*** Given records ***

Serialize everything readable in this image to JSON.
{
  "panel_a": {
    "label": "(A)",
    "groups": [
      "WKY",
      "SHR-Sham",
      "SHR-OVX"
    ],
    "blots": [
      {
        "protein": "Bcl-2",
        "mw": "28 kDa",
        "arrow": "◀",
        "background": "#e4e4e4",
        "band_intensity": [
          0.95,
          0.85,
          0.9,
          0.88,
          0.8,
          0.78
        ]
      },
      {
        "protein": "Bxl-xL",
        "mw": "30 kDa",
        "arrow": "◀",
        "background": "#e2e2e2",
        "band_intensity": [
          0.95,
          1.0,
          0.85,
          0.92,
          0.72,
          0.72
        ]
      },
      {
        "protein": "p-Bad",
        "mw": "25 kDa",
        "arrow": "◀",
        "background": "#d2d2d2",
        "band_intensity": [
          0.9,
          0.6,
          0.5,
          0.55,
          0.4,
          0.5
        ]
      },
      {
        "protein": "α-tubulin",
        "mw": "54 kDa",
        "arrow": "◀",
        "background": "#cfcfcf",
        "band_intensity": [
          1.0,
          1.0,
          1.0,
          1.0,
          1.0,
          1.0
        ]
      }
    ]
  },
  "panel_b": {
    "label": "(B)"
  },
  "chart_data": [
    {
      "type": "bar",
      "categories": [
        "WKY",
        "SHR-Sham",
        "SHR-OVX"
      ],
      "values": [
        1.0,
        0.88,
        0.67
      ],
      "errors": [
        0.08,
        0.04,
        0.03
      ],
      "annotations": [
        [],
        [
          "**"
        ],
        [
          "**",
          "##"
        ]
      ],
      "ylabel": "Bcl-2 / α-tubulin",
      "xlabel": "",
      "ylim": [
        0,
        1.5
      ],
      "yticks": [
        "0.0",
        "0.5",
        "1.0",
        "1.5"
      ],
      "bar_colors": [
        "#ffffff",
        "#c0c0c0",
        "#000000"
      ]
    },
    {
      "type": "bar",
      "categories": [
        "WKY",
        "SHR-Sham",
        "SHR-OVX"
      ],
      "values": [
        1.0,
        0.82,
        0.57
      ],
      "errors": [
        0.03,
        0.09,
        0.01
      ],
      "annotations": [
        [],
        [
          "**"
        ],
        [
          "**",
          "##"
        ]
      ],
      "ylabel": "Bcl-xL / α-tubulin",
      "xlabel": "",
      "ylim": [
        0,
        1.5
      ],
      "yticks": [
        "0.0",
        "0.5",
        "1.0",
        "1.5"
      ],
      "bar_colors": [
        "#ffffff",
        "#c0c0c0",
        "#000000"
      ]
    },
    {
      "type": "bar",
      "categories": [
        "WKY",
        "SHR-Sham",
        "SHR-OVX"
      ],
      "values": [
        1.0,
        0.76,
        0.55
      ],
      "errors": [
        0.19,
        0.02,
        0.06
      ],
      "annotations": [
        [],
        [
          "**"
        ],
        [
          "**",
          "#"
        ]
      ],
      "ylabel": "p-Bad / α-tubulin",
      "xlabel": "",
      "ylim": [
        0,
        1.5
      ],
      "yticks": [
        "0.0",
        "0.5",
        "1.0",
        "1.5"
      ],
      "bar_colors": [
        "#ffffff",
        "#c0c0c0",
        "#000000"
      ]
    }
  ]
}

*** End of Given records ***

▸ Aim of the task:
Say how many lines in the records contain the string "protein", and say nothing else.

▸ Exercise output:
4